*WHAT YOU ARE ASKED TO DO:* Where the string "document" occurs in the material below, report the whole line.
= = =
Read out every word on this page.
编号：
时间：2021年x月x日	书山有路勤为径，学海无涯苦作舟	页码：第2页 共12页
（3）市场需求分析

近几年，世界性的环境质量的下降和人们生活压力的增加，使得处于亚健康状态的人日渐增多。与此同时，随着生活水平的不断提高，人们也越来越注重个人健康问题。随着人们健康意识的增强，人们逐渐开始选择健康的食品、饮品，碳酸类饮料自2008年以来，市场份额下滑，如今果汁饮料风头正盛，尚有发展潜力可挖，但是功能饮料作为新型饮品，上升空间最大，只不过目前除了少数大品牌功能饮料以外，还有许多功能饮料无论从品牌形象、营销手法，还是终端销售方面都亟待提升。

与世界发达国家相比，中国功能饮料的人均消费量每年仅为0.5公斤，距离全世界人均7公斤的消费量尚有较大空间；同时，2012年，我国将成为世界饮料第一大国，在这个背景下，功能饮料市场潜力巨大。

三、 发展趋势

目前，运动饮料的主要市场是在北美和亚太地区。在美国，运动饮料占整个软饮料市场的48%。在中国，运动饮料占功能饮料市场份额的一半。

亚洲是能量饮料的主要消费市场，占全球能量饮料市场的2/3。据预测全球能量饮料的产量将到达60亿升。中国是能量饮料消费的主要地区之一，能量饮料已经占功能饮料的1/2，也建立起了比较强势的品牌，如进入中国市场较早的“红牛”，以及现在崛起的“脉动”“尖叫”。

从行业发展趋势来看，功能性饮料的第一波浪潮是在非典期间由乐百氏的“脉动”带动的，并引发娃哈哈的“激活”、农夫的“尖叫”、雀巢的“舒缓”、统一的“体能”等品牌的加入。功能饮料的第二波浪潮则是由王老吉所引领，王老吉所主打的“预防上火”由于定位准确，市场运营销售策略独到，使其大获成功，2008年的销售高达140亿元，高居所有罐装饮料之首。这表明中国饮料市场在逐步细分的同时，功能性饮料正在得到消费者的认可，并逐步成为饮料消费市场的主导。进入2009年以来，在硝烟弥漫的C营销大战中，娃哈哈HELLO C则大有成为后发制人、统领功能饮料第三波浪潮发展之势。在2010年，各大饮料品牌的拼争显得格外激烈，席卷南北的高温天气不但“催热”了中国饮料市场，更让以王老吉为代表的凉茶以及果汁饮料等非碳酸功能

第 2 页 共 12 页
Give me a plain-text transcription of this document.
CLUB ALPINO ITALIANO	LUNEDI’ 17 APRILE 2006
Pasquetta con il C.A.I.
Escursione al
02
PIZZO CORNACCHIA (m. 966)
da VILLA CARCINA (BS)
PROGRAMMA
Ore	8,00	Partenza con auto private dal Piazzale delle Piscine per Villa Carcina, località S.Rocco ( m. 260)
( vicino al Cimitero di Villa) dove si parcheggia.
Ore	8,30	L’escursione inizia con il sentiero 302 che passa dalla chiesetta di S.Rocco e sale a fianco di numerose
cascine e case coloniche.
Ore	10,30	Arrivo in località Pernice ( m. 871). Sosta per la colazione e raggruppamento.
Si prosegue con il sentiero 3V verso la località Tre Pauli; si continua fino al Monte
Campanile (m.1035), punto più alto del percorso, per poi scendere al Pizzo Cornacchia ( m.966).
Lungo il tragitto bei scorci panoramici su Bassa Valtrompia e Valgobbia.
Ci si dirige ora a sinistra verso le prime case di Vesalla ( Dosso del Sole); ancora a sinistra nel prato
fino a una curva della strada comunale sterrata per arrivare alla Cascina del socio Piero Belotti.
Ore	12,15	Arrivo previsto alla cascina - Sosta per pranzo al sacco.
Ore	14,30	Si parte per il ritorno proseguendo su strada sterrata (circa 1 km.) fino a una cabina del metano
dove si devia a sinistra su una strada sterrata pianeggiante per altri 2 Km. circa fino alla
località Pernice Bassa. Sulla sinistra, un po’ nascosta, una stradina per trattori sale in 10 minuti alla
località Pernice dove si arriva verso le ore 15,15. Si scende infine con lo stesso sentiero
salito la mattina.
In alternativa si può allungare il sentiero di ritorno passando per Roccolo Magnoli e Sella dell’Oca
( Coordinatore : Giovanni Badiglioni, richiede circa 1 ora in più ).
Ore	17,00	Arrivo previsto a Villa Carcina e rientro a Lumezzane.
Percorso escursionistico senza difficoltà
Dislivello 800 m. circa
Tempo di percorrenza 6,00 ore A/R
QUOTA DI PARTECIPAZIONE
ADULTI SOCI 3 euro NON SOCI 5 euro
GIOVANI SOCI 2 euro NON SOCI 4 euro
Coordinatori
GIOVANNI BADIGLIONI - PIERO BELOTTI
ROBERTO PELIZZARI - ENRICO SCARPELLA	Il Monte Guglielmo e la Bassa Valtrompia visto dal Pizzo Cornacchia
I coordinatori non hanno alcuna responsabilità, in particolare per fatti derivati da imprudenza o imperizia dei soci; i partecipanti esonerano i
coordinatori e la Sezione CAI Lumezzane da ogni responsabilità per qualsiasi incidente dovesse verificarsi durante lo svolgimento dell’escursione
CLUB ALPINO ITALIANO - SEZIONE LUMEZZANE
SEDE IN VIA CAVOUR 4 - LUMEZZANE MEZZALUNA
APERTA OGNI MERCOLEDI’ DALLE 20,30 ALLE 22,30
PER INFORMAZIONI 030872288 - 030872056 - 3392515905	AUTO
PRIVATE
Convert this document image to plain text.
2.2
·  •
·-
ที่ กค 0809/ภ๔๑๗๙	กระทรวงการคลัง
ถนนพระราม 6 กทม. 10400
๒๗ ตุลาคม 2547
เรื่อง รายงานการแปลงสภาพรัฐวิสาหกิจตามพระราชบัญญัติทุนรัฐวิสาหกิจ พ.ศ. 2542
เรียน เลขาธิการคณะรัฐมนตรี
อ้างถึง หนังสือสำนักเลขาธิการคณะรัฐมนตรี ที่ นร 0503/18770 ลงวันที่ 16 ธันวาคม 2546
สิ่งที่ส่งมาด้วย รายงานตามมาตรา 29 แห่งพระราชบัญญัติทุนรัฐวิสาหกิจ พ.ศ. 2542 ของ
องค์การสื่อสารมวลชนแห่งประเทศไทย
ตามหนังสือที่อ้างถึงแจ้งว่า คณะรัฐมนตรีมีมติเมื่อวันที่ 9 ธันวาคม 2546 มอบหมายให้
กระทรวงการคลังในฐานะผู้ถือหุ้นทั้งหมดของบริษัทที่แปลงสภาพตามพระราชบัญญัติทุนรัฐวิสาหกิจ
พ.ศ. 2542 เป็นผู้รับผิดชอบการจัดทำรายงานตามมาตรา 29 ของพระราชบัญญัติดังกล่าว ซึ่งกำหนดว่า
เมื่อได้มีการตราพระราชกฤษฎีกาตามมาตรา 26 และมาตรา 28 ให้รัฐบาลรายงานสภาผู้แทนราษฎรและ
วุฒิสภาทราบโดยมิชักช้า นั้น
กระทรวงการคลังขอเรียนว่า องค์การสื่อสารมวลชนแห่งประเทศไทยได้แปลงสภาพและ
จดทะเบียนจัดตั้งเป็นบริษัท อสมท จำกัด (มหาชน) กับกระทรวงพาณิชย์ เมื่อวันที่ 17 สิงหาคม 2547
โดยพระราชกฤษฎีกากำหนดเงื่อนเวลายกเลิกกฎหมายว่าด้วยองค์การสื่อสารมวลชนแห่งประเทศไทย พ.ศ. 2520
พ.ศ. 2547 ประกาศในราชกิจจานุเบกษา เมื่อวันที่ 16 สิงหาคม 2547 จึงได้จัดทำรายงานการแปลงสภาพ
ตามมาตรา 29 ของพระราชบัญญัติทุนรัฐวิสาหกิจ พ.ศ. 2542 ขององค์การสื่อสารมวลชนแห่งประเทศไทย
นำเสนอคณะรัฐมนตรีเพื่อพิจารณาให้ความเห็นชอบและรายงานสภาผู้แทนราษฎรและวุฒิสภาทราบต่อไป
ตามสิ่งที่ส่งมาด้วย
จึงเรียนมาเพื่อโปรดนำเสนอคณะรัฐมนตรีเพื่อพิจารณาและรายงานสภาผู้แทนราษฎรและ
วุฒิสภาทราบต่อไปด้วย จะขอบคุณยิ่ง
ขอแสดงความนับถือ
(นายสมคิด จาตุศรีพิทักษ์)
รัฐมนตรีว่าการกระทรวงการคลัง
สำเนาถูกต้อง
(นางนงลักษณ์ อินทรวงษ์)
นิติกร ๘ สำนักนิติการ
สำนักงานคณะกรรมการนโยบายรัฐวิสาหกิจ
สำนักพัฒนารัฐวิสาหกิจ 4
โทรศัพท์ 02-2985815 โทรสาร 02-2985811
= = =
*ANSWER TO THE PROBLEM:*
Give me a plain-text transcription of this document.
Convert this document image to plain text.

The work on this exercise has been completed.